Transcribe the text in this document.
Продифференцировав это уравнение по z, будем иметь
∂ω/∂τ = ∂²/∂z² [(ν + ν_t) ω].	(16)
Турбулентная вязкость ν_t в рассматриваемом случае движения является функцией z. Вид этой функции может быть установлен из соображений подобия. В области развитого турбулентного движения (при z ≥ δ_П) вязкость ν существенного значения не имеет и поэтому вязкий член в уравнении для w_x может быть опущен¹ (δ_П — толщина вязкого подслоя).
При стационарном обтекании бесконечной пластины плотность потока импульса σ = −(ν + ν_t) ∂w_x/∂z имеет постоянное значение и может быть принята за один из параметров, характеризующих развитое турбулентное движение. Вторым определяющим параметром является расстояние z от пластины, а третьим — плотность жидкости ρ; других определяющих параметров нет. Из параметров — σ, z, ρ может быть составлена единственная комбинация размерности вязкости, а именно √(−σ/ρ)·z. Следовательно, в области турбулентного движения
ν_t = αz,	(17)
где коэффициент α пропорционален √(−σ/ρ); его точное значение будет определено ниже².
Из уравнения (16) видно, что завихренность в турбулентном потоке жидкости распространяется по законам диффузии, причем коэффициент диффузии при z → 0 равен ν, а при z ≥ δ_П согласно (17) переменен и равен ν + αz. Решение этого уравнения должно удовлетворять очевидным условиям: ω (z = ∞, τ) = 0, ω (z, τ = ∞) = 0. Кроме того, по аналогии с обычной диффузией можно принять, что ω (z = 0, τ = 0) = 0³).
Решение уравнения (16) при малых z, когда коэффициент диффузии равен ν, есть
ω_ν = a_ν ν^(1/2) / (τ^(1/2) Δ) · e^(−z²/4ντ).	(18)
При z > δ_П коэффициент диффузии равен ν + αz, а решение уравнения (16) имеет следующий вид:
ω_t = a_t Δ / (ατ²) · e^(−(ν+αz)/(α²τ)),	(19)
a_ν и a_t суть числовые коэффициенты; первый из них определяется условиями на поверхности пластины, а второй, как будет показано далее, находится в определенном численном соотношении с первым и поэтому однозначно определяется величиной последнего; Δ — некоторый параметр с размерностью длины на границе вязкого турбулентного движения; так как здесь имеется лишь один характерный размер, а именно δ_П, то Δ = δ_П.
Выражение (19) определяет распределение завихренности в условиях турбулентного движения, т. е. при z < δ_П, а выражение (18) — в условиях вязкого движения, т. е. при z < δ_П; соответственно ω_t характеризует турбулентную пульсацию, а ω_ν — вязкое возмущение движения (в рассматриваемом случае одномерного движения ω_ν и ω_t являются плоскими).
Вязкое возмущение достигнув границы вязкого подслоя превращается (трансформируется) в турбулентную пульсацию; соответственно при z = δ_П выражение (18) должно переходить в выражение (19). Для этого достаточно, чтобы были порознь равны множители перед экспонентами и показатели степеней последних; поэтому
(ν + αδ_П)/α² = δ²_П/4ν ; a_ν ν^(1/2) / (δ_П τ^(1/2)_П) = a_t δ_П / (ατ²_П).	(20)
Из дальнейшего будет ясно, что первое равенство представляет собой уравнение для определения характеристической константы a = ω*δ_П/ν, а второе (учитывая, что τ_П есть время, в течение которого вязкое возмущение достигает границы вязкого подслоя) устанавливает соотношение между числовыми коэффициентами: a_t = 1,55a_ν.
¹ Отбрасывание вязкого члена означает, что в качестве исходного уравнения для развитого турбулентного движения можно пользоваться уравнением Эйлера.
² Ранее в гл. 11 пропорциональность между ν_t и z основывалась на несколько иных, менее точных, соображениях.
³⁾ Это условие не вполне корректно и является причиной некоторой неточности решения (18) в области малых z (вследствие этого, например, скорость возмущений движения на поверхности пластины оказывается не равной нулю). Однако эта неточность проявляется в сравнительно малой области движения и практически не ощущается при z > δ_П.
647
++++++
The records above should be restated word for word, please.

Transcribe the text in this document.
Продифференцировав это уравнение по z, будем иметь
∂ω/∂τ = ∂²/∂z² [(ν + ν_t) ω].	(16)
Турбулентная вязкость ν_t в рассматриваемом случае движения является функцией z. Вид этой функции может быть установлен из соображений подобия. В области развитого турбулентного движения (при z ≥ δ_П) вязкость ν существенного значения не имеет и поэтому вязкий член в уравнении для w_x может быть опущен¹ (δ_П — толщина вязкого подслоя).
При стационарном обтекании бесконечной пластины плотность потока импульса σ = −(ν + ν_t) ∂w_x/∂z имеет постоянное значение и может быть принята за один из параметров, характеризующих развитое турбулентное движение. Вторым определяющим параметром является расстояние z от пластины, а третьим — плотность жидкости ρ; других определяющих параметров нет. Из параметров — σ, z, ρ может быть составлена единственная комбинация размерности вязкости, а именно √(−σ/ρ)·z. Следовательно, в области турбулентного движения
ν_t = αz,	(17)
где коэффициент α пропорционален √(−σ/ρ); его точное значение будет определено ниже².
Из уравнения (16) видно, что завихренность в турбулентном потоке жидкости распространяется по законам диффузии, причем коэффициент диффузии при z → 0 равен ν, а при z ≥ δ_П согласно (17) переменен и равен ν + αz. Решение этого уравнения должно удовлетворять очевидным условиям: ω (z = ∞, τ) = 0, ω (z, τ = ∞) = 0. Кроме того, по аналогии с обычной диффузией можно принять, что ω (z = 0, τ = 0) = 0³).
Решение уравнения (16) при малых z, когда коэффициент диффузии равен ν, есть
ω_ν = a_ν ν^(1/2) / (τ^(1/2) Δ) · e^(−z²/4ντ).	(18)
При z > δ_П коэффициент диффузии равен ν + αz, а решение уравнения (16) имеет следующий вид:
ω_t = a_t Δ / (ατ²) · e^(−(ν+αz)/(α²τ)),	(19)
a_ν и a_t суть числовые коэффициенты; первый из них определяется условиями на поверхности пластины, а второй, как будет показано далее, находится в определенном численном соотношении с первым и поэтому однозначно определяется величиной последнего; Δ — некоторый параметр с размерностью длины на границе вязкого турбулентного движения; так как здесь имеется лишь один характерный размер, а именно δ_П, то Δ = δ_П.
Выражение (19) определяет распределение завихренности в условиях турбулентного движения, т. е. при z < δ_П, а выражение (18) — в условиях вязкого движения, т. е. при z < δ_П; соответственно ω_t характеризует турбулентную пульсацию, а ω_ν — вязкое возмущение движения (в рассматриваемом случае одномерного движения ω_ν и ω_t являются плоскими).
Вязкое возмущение достигнув границы вязкого подслоя превращается (трансформируется) в турбулентную пульсацию; соответственно при z = δ_П выражение (18) должно переходить в выражение (19). Для этого достаточно, чтобы были порознь равны множители перед экспонентами и показатели степеней последних; поэтому
(ν + αδ_П)/α² = δ²_П/4ν ; a_ν ν^(1/2) / (δ_П τ^(1/2)_П) = a_t δ_П / (ατ²_П).	(20)
Из дальнейшего будет ясно, что первое равенство представляет собой уравнение для определения характеристической константы a = ω*δ_П/ν, а второе (учитывая, что τ_П есть время, в течение которого вязкое возмущение достигает границы вязкого подслоя) устанавливает соотношение между числовыми коэффициентами: a_t = 1,55a_ν.
¹ Отбрасывание вязкого члена означает, что в качестве исходного уравнения для развитого турбулентного движения можно пользоваться уравнением Эйлера.
² Ранее в гл. 11 пропорциональность между ν_t и z основывалась на несколько иных, менее точных, соображениях.
³⁾ Это условие не вполне корректно и является причиной некоторой неточности решения (18) в области малых z (вследствие этого, например, скорость возмущений движения на поверхности пластины оказывается не равной нулю). Однако эта неточность проявляется в сравнительно малой области движения и практически не ощущается при z > δ_П.
647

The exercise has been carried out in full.